Pick out all lines of the entries that include the word "name" and copy them.

_____

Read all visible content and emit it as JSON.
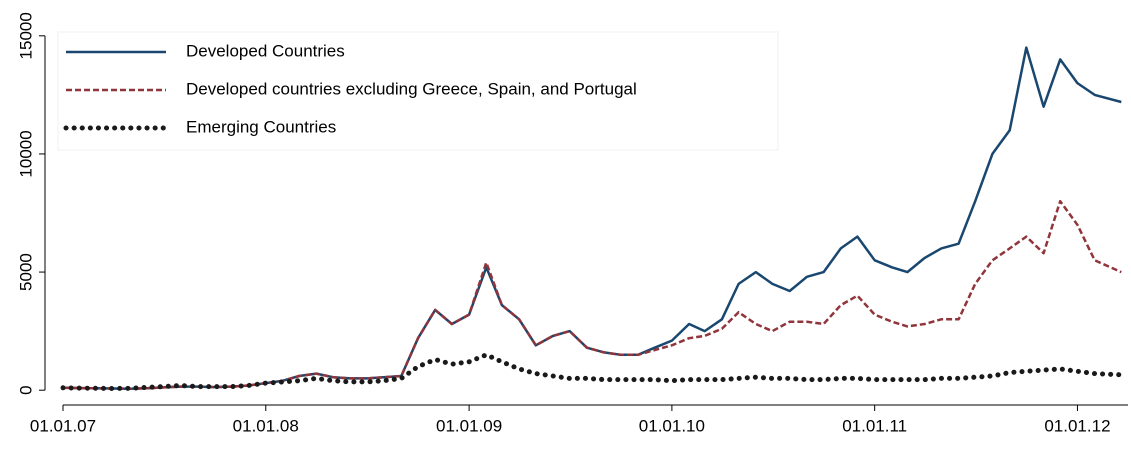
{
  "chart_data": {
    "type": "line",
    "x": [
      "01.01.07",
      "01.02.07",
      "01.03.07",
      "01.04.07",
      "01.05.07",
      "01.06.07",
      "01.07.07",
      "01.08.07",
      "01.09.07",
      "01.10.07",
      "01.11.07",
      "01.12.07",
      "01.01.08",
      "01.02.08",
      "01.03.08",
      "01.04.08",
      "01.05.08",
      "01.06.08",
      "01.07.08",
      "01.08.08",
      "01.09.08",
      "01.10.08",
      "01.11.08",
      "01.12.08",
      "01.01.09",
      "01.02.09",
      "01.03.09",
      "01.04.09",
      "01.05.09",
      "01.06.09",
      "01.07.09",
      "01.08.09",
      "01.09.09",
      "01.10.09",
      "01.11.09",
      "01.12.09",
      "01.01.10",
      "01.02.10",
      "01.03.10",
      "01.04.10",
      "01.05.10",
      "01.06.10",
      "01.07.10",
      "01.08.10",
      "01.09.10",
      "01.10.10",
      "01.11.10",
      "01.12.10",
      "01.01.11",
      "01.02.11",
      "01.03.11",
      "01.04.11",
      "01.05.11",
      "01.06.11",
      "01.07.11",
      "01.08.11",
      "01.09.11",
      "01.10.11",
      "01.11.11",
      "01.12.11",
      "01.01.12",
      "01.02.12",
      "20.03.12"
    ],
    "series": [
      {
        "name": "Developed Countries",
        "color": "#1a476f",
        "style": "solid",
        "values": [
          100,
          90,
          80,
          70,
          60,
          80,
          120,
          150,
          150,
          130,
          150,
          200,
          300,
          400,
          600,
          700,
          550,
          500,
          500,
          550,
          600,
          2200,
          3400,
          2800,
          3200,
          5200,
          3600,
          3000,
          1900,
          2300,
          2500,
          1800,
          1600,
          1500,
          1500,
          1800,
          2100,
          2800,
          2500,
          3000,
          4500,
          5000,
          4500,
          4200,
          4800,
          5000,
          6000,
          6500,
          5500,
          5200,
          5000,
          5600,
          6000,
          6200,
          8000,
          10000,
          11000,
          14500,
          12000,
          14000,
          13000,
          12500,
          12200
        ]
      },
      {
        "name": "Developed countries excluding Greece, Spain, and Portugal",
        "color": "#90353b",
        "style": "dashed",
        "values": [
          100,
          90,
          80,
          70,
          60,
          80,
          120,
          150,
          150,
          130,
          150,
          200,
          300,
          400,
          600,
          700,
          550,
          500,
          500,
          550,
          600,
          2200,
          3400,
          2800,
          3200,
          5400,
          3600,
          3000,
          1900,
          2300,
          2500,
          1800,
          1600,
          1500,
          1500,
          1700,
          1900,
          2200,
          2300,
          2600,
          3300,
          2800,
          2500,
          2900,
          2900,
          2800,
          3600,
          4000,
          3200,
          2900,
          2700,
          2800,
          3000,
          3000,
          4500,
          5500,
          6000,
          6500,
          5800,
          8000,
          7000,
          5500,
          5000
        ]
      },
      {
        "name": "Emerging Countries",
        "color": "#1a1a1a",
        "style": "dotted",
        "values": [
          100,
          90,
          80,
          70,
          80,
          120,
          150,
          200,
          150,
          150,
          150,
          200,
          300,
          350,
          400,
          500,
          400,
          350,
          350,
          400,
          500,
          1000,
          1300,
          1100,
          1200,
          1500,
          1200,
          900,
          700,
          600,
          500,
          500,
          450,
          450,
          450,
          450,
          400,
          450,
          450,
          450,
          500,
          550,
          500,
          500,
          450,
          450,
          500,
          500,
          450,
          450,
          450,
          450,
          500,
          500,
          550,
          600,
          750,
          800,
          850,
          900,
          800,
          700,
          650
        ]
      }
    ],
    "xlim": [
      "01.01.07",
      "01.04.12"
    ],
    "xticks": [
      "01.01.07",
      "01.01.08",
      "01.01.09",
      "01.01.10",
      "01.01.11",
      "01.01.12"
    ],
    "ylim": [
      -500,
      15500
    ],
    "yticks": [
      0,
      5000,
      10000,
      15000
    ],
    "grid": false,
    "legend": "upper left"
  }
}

_____

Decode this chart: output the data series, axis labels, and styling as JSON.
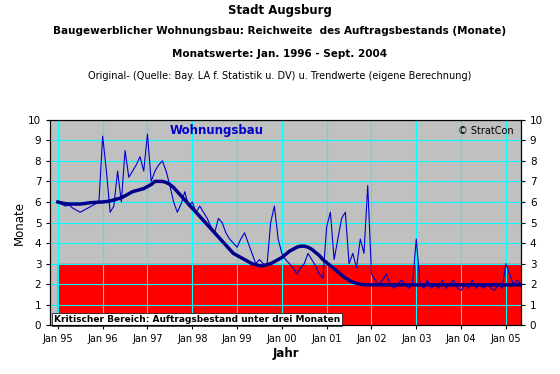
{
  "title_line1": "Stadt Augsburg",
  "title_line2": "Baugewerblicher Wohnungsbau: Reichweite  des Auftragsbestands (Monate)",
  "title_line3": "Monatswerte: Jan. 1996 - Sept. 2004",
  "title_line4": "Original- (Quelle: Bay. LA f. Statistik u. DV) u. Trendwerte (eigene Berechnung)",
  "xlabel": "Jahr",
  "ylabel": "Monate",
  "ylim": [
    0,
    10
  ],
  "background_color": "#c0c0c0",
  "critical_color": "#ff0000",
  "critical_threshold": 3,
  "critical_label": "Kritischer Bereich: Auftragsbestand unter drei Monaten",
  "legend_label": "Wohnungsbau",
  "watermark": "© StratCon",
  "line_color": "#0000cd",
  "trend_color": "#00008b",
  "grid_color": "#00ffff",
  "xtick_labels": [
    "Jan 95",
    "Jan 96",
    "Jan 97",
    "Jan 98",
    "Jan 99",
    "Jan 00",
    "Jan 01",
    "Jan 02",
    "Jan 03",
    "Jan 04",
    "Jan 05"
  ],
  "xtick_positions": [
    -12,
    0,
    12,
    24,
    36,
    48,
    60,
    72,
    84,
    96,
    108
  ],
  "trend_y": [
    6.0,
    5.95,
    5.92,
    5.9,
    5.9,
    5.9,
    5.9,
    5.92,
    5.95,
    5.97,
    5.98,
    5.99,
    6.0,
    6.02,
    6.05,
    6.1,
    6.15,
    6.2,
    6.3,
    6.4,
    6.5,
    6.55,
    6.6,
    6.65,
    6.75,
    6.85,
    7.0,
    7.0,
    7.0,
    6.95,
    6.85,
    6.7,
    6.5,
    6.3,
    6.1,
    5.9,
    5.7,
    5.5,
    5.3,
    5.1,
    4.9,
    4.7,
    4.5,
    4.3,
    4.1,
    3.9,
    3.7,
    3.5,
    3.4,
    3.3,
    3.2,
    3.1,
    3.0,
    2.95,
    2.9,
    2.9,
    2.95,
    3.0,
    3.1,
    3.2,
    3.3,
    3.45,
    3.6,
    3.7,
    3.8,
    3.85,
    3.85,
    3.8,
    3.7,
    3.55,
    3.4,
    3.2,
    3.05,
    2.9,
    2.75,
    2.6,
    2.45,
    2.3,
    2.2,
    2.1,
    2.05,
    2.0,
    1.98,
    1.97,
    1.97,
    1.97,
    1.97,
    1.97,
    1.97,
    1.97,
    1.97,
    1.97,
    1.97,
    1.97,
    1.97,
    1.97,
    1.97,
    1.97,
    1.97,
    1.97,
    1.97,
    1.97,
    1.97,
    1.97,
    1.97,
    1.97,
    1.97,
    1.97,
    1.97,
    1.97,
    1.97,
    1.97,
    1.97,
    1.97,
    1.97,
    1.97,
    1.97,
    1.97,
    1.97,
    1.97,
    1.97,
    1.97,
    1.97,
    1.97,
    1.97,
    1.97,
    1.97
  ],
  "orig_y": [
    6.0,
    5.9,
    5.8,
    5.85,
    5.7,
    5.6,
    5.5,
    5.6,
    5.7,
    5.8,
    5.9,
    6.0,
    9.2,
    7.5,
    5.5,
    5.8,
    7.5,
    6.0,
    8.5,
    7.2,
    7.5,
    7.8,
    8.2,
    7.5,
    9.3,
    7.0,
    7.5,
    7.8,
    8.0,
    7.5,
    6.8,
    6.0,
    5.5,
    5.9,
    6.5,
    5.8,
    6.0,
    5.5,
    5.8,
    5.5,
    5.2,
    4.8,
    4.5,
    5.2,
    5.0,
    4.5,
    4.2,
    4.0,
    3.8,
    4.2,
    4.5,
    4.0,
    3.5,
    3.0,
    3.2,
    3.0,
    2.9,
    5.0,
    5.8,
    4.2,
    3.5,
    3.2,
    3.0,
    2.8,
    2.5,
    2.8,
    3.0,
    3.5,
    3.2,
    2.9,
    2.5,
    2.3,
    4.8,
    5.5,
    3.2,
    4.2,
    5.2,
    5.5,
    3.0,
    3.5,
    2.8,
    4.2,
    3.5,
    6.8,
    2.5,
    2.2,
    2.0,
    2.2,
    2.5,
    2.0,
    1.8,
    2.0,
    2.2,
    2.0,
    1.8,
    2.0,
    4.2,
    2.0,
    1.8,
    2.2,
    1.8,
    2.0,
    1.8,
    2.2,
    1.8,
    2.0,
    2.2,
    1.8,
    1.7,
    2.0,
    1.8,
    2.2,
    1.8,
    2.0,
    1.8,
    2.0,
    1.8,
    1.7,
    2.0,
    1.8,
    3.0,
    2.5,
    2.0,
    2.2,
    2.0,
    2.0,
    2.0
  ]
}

_____

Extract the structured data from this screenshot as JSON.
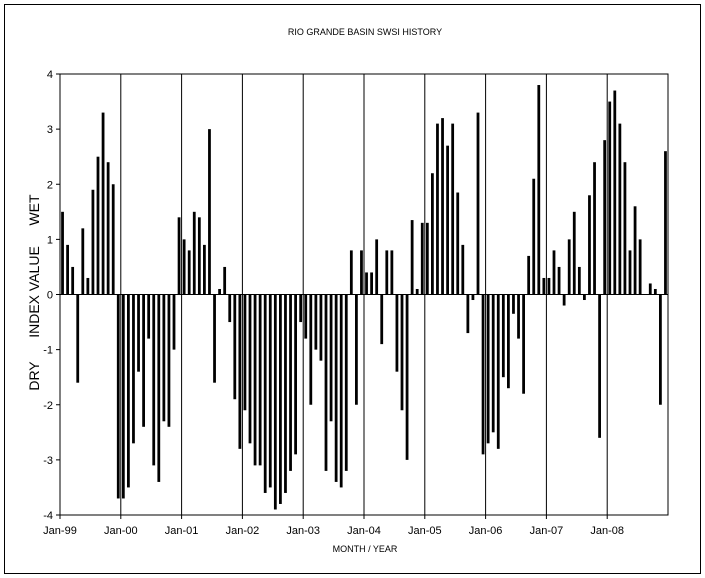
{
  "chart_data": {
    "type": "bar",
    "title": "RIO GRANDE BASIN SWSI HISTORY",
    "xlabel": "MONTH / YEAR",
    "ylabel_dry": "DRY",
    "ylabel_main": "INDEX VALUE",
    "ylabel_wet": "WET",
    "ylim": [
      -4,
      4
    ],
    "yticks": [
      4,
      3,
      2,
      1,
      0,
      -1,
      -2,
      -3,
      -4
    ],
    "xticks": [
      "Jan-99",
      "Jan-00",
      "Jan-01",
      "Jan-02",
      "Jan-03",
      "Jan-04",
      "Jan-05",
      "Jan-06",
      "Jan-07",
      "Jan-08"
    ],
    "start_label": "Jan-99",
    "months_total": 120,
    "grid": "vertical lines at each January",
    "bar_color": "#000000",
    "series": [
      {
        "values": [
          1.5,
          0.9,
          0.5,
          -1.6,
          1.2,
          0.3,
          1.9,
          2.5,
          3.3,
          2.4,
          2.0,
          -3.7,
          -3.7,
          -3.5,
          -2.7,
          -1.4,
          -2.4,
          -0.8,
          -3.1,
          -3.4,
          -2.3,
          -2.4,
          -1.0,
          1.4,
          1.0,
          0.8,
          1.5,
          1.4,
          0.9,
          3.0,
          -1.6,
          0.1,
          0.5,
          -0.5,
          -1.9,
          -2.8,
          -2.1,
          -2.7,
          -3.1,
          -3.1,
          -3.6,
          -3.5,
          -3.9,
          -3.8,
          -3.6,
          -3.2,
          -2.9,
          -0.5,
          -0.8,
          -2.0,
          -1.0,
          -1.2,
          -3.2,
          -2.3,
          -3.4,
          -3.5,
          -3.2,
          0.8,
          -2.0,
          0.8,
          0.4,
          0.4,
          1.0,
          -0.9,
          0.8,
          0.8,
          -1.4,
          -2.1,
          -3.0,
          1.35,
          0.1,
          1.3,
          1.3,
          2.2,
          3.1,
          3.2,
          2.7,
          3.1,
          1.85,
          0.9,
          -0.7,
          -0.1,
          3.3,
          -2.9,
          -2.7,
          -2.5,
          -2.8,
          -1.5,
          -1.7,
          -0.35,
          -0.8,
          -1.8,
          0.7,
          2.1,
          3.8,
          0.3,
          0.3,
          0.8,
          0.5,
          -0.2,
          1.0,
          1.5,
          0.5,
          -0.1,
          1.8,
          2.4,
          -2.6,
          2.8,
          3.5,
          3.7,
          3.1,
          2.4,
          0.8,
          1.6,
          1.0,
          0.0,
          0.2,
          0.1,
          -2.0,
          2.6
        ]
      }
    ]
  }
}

_____

_Final result_
        "name": "Developed Countries",
        "name": "Developed countries excluding Greece, Spain, and Portugal",
        "name": "Emerging Countries",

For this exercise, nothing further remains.